### THE TASK
Compute how many lines in the entries below contain "display", and output nothing but the number.

### EXTRACTED RECORDS
---+---

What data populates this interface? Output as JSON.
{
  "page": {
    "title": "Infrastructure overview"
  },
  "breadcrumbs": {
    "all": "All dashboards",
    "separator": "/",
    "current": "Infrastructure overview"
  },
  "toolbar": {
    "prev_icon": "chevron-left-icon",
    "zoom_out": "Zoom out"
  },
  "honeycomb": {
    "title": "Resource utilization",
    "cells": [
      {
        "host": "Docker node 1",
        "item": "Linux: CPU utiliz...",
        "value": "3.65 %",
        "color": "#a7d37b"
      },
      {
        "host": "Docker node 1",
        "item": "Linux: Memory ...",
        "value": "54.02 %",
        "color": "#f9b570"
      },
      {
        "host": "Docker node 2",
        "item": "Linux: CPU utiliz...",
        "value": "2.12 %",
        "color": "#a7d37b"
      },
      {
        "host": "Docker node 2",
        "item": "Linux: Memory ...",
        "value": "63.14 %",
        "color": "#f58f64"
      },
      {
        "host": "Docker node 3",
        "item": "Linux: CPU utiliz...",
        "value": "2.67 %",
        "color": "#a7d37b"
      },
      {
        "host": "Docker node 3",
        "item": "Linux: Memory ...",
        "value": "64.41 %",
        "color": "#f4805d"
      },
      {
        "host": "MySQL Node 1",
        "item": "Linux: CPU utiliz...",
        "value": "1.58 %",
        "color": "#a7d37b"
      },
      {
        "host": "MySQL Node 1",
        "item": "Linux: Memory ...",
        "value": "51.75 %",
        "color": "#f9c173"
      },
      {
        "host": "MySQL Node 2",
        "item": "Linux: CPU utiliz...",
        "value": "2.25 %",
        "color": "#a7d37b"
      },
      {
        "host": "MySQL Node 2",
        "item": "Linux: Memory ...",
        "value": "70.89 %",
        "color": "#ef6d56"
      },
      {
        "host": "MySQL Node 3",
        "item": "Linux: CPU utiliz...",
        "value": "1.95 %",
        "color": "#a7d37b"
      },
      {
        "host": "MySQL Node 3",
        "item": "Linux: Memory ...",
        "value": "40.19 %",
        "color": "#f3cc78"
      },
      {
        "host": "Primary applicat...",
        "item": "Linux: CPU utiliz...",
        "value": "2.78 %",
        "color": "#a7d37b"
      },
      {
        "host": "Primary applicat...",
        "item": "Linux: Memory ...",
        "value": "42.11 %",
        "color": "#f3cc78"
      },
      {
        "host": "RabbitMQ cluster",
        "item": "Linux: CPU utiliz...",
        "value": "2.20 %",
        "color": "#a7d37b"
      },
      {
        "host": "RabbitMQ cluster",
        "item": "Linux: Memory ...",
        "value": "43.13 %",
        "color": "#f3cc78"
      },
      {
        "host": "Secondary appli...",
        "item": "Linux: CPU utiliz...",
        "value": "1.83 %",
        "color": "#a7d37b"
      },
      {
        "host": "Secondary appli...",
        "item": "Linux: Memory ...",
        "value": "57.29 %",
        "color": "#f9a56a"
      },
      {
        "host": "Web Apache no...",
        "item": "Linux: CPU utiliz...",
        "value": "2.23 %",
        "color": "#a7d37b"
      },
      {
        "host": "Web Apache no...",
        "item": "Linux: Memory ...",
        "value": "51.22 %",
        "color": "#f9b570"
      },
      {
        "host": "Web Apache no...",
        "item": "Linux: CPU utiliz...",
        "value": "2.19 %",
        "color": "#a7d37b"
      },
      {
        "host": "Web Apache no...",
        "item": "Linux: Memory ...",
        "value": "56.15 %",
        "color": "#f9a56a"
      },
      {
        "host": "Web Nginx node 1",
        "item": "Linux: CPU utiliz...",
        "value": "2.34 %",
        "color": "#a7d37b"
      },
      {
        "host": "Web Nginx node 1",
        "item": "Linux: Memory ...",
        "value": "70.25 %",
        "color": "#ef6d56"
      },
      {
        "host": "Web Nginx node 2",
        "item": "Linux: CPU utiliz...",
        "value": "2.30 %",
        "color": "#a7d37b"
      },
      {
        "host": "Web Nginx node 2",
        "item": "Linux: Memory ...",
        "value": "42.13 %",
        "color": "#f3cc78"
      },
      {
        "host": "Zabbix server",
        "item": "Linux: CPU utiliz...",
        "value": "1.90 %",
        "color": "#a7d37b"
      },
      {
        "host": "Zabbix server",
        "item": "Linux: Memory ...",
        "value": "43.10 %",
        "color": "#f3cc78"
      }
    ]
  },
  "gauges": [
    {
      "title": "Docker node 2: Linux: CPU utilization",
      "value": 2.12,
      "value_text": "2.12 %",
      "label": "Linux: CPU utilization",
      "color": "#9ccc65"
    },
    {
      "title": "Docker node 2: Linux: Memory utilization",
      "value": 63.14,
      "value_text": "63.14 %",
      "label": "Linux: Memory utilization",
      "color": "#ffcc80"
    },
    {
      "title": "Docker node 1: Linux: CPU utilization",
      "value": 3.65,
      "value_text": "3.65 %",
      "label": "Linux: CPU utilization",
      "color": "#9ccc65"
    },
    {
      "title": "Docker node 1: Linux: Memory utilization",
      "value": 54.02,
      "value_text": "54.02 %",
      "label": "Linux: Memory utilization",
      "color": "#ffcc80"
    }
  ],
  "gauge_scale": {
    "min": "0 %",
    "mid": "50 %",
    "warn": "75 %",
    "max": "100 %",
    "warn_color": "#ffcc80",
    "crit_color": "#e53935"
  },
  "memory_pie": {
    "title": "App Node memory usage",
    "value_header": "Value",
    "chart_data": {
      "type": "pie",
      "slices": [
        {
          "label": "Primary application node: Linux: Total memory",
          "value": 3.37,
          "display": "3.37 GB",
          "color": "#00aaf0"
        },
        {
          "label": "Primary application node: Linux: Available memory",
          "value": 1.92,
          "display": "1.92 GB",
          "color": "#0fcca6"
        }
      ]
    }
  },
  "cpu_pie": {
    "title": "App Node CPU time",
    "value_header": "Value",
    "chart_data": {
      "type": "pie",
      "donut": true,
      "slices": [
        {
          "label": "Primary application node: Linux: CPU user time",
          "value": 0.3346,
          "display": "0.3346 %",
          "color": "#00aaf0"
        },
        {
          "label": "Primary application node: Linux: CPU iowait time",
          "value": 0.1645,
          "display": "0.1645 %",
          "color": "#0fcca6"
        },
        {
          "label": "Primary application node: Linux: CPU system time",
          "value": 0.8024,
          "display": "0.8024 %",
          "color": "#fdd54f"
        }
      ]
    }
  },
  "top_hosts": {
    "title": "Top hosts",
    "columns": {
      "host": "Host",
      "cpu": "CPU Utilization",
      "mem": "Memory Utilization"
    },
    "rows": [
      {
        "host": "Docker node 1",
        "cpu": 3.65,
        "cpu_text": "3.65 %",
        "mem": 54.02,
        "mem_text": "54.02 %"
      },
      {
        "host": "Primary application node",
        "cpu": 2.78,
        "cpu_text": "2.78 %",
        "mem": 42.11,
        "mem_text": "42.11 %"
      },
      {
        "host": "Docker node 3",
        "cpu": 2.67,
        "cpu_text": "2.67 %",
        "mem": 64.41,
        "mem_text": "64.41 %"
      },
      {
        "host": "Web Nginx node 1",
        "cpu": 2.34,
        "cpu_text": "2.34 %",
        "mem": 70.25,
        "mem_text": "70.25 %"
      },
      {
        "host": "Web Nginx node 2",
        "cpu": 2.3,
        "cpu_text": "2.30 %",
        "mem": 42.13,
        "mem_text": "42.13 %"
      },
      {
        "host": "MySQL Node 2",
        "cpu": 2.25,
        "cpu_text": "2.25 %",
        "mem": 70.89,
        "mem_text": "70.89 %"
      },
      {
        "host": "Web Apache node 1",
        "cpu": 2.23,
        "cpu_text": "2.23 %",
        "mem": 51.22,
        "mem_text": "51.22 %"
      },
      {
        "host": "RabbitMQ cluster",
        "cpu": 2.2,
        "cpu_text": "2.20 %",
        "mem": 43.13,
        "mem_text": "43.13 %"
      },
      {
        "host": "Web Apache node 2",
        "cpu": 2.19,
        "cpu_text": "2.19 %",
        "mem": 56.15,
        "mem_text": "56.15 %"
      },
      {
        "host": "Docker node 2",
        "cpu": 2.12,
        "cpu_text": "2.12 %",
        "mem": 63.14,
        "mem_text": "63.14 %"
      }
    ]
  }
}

---+---

### WORKED SOLUTION
5